# Preprocessing in Remote Sensing: Stacking

---

This section describes the fundamental preprocessing step of band stacking, which is essential for creating multispectral or hyperspectral image composites from individual spectral bands:

Band stacking is the process of combining multiple single-band raster images—each representing reflectance in a specific wavelength—into a single multi-band file. This is a crucial step for most remote sensing analyses, as many indices (e.g., NDVI, NDWI) or classification methods rely on the spectral relationship between bands.

Band stacking requires that all input images are perfectly coregistered and have the same spatial resolution, projection, and extent. If not, misalignment artifacts may appear and compromise the analysis.

---

## Import

In [1]:
from osgeo import gdal,osr,gdalconst
gdal.UseExceptions()

import numpy as np
import matplotlib.pyplot as plt
from pathlib import Path
import zipfile
import os
import tempfile

---

## Optionnal

Band stacking can consumme a lot of computer ressource. If you are not sure of your computer capacity, you can bridle your CPU and memory to 90% effectivness.

In [2]:
import multiprocessing
import psutil

total_ram_bytes = psutil.virtual_memory().total #obtain your memory capacity
total_ram_mb = total_ram_bytes // (1024 * 1024) #convertion byte -> mb

cpu_count = multiprocessing.cpu_count() #obtain your cpu number

# 90% effectivness
ram_limit_mb = int(total_ram_mb * 0.9)
cpu_limit = max(1, int(cpu_count * 0.9))


gdal.SetCacheMax(ram_limit_mb * 1024 * 1024)  # We can set the cache capacity of gdal

print(f"Limitation GDAL :")

Rows from a collection:
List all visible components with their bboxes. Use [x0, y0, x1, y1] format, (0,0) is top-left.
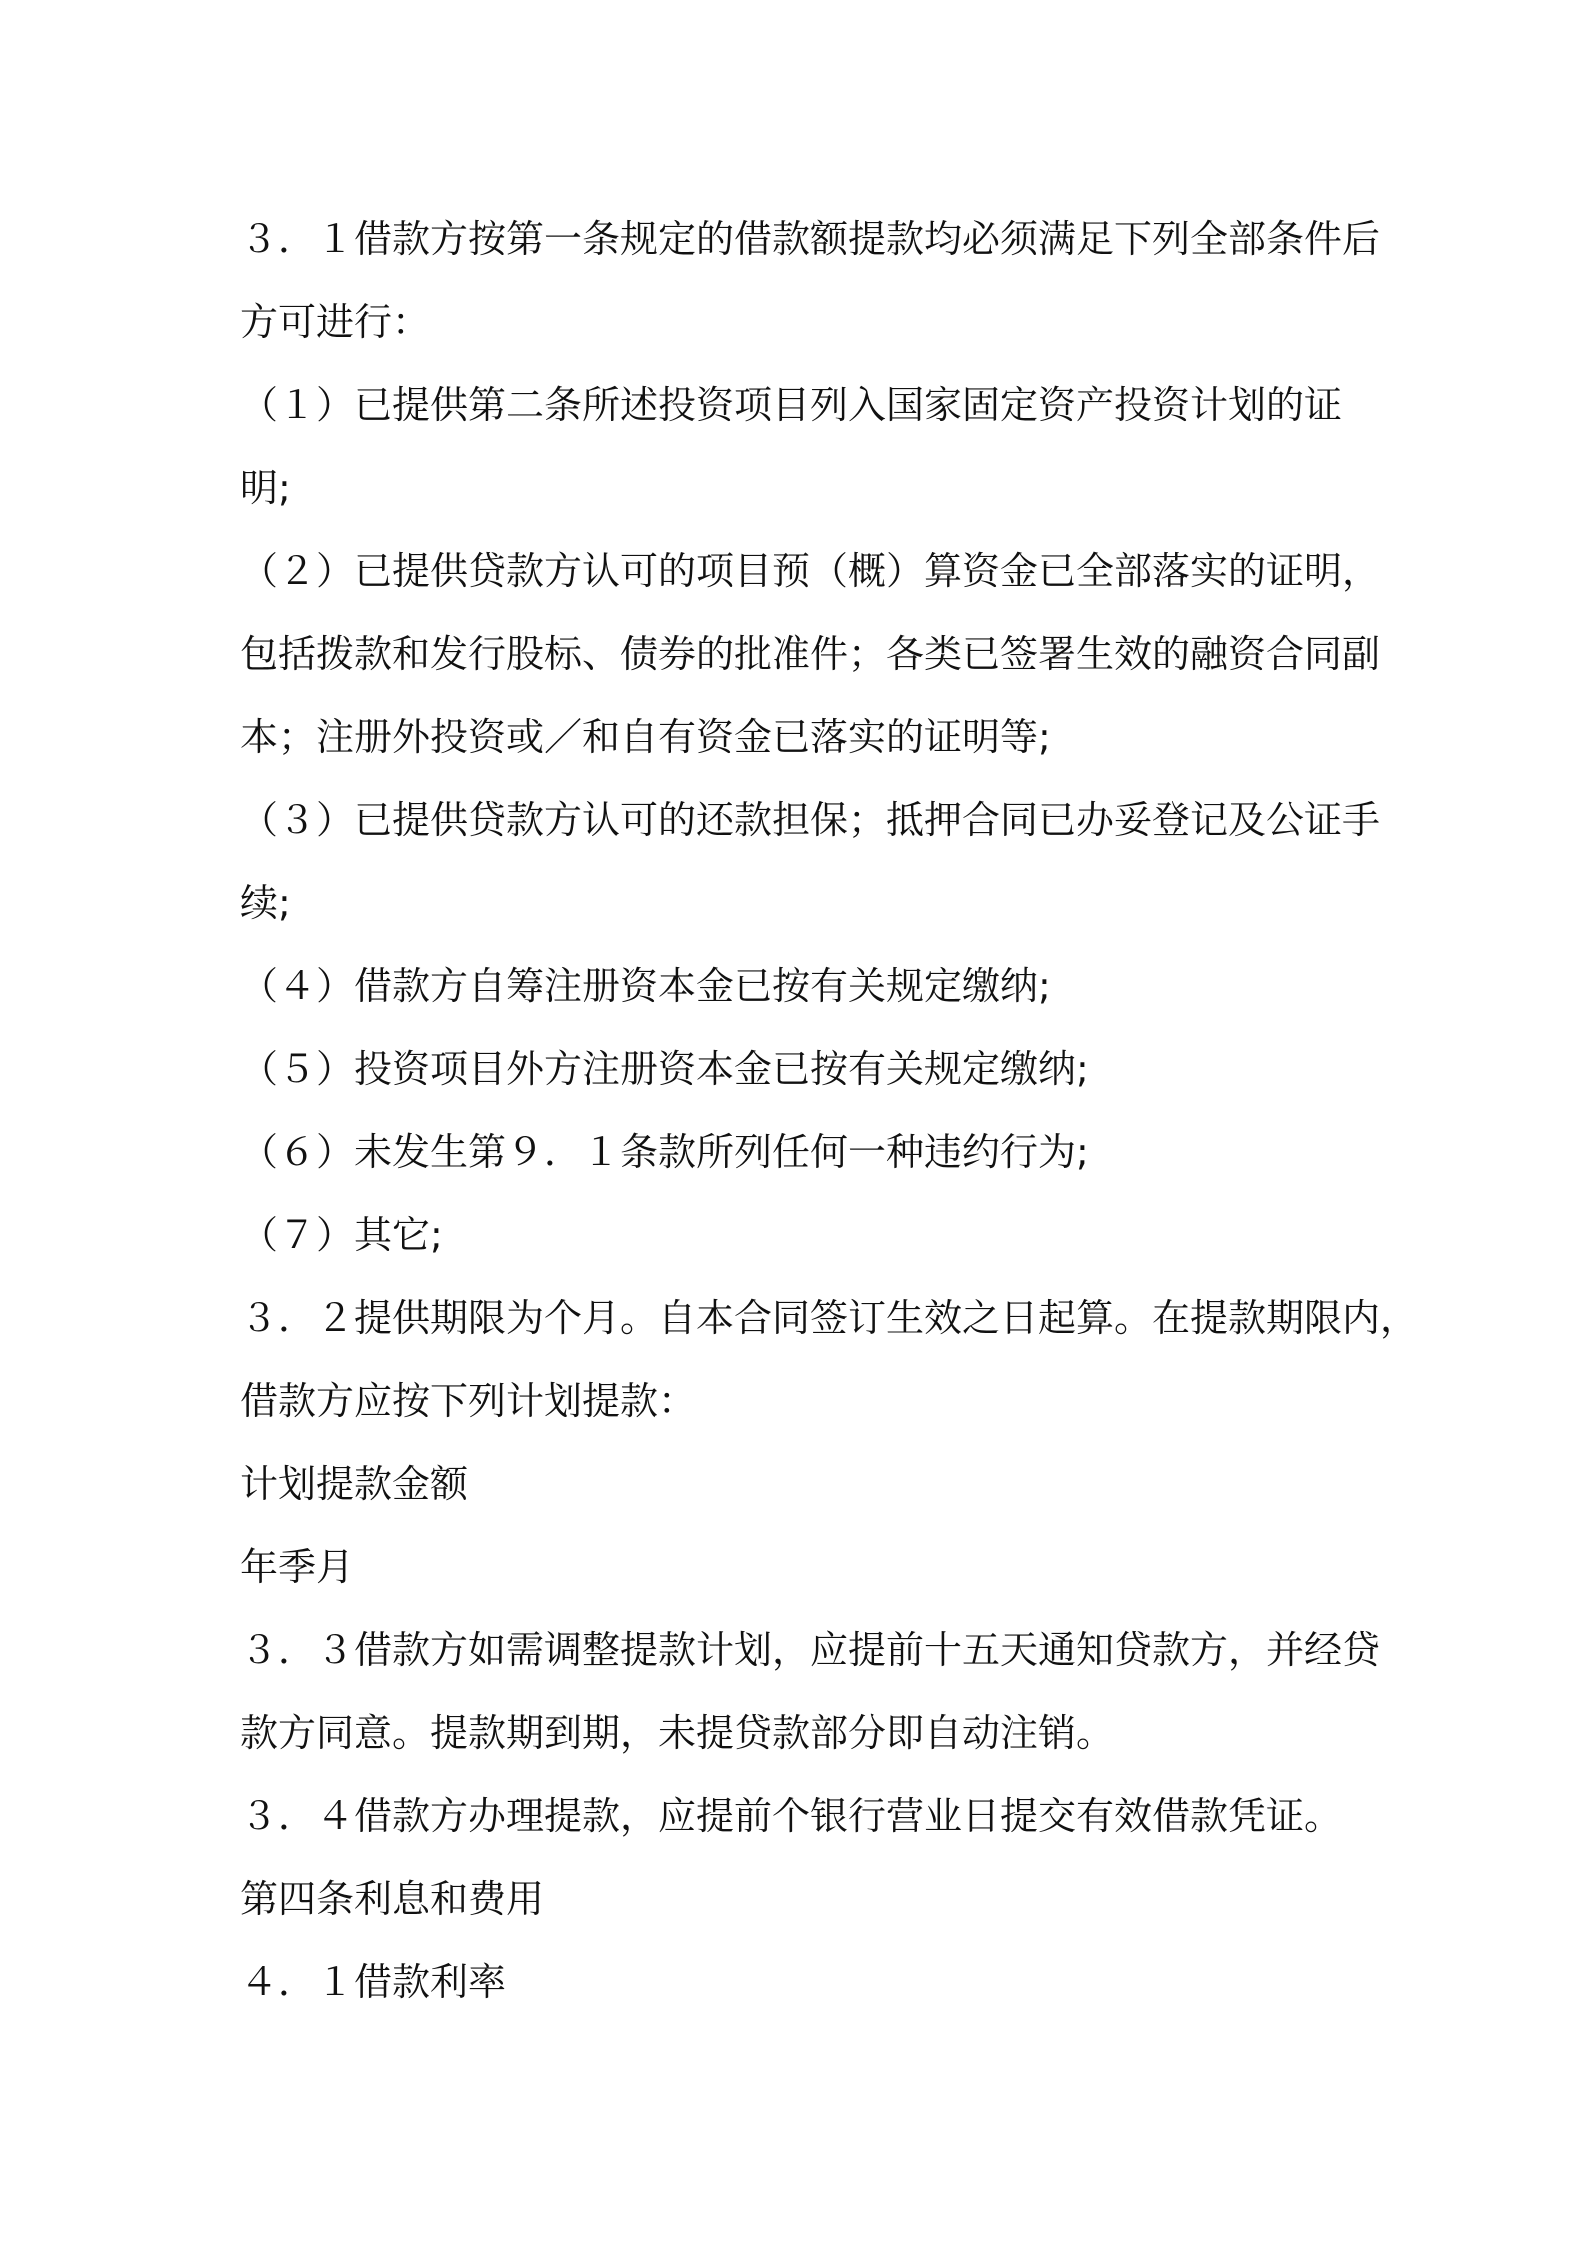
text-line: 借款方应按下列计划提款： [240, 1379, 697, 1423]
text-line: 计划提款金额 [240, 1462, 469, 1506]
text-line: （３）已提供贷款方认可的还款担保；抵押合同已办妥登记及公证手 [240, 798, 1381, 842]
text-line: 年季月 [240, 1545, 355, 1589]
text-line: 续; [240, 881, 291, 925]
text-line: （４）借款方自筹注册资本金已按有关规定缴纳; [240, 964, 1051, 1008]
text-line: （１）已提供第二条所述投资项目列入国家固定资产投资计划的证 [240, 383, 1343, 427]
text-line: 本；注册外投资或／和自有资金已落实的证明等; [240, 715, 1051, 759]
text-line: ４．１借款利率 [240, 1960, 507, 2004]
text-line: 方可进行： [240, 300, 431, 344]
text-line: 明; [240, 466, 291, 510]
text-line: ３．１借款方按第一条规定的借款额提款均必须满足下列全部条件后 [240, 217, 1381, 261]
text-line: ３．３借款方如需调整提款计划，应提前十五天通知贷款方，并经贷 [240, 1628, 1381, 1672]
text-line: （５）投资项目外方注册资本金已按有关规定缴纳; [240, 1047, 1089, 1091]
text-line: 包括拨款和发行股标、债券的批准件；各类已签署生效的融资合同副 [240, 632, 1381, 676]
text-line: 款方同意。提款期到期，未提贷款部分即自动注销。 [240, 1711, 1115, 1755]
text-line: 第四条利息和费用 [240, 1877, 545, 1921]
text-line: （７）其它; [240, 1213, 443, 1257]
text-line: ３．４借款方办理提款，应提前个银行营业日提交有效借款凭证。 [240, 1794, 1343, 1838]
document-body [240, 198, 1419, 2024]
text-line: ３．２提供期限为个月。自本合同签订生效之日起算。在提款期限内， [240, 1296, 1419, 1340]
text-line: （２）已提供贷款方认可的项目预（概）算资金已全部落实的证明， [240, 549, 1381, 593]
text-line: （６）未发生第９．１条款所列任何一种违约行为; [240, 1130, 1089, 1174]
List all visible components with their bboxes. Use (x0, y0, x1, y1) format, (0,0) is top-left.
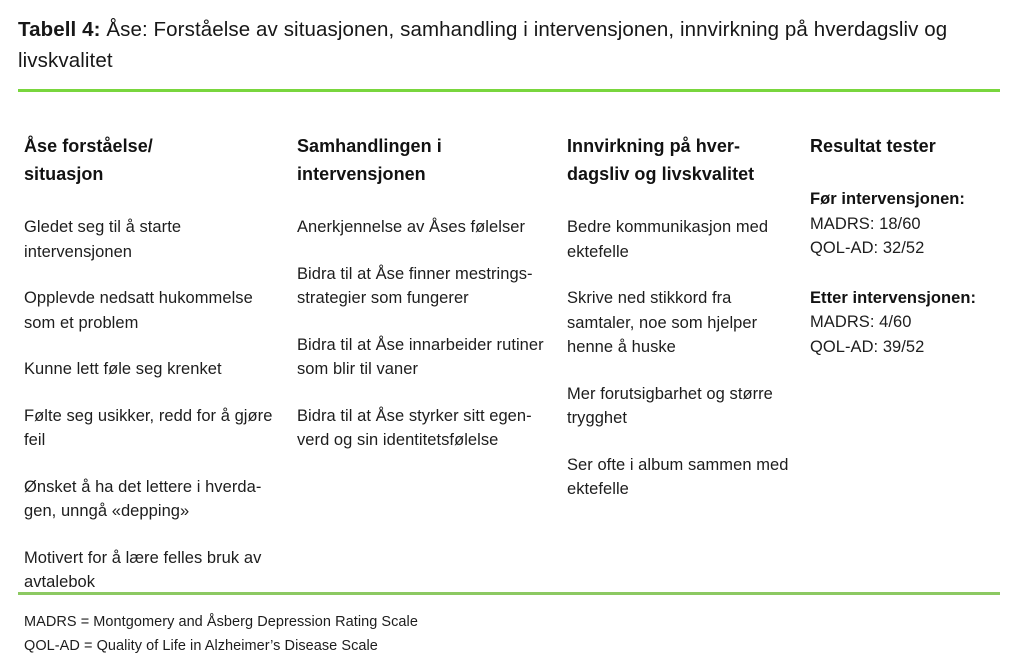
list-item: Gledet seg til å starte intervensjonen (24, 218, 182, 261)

▶ WHAT YOU WILL DO
1. According to the band stacking text, besides being perfectly coregistered, what must all input images share?
2. Name every module that the Import section of the band stacking text imports, whether directly or with a "from" statement.
3. Resume the band stacking text from where it stops.
None of this depends on the rows.

▶ TASK-BY-TASK RESULTS
1. The same spatial resolution, projection, and extent.

2. osgeo, numpy, matplotlib.pyplot, pathlib, zipfile, os, tempfile

3.
print(f" - RAM : {ram_limit_mb} Mo on {total_ram_mb} Mo")
print(f" - CPU : {cpu_limit} hearts on {cpu_count}")

Limitation GDAL :
 - RAM : 12769 Mo on 14188 Mo
 - CPU : 14 hearts on 16


---

## Band Stacking

In this example, we use Sentinel-2 data from corpernicus. We download 2 files : 
- S2A_MSIL2A_20190305T222531_N0500_R029_T59GPM_20221119T040431.SAFE.zip
- S2B_MSIL2A_20190119T222539_N0500_R029_T59GPM_20221217T001329.SAFE.zip

Next, we create a function who return the path of each band asked. We want B01,B02,B03,B04,B05,B06,B07,B8A,B11 and B12 at 20m resolution. This function have the particularity to create the correct path with zip file or normal file. This function work only for Sentinel-2 data.

In [3]:
def path_finder(data_path, bands, resolution):
    """
    Finds all GDAL-compatible paths (/vsizip/) to the requested tapes in a folder
    containing .SAFE or .SAFE.zip (Sentinel-2) files.

    Returns
    -------
    paths       : list[str]   path /vsizip/... to the band .jp2
    band_names  : list[str]   simple band name
    """
    resolution_dir = f'R{resolution}'
    paths, band_names = [], []

    # Create a list from each file within the main path
    files = [os.path.join(data_path, f) for f in os.listdir(data_path) if f.endswith('.SAFE.zip') or f.endswith('.SAFE')]

    for item in files:
        # ZIP case
        if item.endswith('.zip'):
            abs_zip = os.path.abspath(item).replace("\\", "/")
            with zipfile.ZipFile(item, 'r') as z:
                jp2_inside = [
                    f for f in z.namelist()
                    if f.endswith(f"_{resolution}.jp2")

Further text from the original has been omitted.